Return every line below that contains the string "contracts", treating uppercase and lowercase letters as distinct.

(Bounding box entries)
========================================
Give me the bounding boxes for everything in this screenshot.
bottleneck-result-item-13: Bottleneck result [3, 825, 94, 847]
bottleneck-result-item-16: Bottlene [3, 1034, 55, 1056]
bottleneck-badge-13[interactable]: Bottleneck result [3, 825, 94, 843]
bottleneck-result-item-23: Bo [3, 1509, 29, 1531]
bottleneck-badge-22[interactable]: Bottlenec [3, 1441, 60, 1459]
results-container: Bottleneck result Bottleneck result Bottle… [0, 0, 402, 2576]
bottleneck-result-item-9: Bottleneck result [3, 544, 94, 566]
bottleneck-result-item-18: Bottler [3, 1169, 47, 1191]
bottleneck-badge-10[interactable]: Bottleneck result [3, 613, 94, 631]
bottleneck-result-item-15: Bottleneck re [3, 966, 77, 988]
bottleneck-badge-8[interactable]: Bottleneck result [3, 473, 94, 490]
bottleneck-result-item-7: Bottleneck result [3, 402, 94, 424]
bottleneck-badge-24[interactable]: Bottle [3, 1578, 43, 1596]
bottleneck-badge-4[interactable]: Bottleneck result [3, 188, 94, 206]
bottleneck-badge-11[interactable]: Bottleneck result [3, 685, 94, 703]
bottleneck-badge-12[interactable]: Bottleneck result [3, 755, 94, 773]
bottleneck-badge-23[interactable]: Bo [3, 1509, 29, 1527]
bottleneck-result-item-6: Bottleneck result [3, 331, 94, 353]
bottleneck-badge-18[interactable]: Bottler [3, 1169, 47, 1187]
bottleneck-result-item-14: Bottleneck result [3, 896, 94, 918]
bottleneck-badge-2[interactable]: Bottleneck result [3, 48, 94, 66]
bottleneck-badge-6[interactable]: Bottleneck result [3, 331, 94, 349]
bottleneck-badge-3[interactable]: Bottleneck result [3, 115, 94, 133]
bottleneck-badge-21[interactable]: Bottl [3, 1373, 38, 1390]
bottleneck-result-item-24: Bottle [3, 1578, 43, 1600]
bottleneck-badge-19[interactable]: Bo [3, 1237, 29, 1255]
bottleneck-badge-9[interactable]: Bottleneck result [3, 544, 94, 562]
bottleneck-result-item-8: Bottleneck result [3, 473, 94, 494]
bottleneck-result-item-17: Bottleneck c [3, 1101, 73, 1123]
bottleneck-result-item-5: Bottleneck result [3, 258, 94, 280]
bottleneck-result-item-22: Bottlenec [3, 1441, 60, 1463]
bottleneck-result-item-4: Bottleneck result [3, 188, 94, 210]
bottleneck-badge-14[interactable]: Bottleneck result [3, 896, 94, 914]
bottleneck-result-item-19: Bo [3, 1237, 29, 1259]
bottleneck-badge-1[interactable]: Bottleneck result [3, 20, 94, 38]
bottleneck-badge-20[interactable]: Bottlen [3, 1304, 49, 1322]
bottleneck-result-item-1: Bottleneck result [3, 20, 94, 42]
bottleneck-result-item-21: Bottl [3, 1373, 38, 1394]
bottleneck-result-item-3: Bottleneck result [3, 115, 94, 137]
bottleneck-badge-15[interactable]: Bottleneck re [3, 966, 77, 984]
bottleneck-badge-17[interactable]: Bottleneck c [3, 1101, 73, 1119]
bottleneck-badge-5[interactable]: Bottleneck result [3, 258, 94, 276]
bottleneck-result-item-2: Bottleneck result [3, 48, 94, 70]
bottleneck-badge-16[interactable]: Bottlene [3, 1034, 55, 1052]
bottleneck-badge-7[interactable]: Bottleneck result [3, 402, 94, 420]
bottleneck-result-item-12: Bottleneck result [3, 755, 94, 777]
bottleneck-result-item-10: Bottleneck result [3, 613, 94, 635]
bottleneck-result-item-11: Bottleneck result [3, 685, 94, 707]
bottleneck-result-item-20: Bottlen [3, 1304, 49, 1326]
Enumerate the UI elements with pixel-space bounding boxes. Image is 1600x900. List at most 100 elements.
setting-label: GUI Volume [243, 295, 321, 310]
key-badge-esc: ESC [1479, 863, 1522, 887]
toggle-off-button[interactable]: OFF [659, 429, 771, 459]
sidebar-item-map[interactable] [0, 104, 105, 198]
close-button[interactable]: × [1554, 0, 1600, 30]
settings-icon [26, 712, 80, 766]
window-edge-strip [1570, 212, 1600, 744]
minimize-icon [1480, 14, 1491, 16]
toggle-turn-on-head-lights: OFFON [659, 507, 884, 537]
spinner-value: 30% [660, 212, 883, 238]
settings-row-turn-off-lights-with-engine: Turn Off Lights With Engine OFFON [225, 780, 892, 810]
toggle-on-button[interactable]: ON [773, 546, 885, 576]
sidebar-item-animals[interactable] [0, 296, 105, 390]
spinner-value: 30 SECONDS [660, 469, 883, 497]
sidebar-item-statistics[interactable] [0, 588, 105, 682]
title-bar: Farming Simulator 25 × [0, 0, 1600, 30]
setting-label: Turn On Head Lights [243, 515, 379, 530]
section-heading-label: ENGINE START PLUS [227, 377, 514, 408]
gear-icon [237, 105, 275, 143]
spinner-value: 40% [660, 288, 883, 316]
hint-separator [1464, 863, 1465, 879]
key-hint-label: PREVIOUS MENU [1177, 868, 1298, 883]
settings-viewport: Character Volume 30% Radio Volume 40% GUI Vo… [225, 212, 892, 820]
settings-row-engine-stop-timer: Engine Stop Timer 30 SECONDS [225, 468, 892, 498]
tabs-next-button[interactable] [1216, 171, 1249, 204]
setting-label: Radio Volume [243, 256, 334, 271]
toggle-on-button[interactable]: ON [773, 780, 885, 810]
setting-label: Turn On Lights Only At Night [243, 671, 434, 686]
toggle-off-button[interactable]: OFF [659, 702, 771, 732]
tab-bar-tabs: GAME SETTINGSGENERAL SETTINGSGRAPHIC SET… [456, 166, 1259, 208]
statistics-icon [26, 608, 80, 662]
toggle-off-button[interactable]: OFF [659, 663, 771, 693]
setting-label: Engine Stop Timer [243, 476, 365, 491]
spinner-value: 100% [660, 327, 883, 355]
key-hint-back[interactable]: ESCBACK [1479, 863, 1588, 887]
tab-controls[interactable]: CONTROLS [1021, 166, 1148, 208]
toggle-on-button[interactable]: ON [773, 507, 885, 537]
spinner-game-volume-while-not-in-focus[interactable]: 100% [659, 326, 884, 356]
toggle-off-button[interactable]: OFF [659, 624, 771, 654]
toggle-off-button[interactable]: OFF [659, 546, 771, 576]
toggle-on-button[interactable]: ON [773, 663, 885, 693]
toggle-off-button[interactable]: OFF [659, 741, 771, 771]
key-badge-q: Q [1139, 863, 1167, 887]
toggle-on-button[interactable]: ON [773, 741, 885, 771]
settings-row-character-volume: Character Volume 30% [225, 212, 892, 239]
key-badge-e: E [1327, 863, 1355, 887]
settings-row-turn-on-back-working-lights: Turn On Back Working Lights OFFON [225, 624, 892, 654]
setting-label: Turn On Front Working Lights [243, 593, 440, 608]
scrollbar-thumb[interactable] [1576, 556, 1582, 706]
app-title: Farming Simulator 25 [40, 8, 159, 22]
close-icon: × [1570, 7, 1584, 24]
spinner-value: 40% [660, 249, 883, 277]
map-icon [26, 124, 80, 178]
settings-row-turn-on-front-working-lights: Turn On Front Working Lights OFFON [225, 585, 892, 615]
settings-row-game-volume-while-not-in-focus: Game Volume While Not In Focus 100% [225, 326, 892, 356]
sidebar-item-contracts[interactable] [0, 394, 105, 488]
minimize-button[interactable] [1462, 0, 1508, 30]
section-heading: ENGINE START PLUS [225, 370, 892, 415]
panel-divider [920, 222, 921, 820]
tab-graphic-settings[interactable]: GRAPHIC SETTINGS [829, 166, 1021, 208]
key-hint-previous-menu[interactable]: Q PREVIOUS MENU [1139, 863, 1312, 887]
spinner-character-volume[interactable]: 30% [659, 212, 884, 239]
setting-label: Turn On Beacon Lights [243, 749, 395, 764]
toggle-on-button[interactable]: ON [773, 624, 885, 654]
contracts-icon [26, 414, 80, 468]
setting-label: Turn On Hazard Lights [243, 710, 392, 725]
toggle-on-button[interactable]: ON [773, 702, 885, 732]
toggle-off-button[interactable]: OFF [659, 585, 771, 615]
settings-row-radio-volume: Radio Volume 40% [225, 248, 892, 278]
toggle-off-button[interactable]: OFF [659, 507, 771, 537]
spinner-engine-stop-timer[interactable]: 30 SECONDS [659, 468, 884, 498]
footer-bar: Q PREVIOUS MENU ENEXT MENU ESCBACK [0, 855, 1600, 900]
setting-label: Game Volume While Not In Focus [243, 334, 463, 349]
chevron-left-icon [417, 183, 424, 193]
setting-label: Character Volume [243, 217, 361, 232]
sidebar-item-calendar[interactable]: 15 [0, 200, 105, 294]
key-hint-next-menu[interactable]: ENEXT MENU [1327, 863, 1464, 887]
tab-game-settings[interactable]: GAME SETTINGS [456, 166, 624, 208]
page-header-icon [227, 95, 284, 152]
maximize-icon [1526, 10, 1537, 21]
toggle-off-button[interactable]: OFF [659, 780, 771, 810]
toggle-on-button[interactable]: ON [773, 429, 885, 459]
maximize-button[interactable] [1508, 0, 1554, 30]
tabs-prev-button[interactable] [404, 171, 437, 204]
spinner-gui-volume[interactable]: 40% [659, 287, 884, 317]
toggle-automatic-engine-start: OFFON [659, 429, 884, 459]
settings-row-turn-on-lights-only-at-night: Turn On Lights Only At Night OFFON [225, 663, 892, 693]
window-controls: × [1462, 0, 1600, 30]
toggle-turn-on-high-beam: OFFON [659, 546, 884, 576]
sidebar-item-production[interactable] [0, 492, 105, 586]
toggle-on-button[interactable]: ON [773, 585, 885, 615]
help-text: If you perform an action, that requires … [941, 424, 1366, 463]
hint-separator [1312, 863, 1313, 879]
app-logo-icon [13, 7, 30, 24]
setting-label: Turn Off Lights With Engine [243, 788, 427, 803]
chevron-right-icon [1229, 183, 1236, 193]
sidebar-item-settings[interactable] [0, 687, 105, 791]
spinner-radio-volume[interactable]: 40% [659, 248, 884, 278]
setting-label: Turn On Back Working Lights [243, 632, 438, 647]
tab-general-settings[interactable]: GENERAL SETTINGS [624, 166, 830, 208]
========================================
- _Finished exercise_
sidebar-item-contracts[interactable] [0, 394, 105, 488]
contracts-icon [26, 414, 80, 468]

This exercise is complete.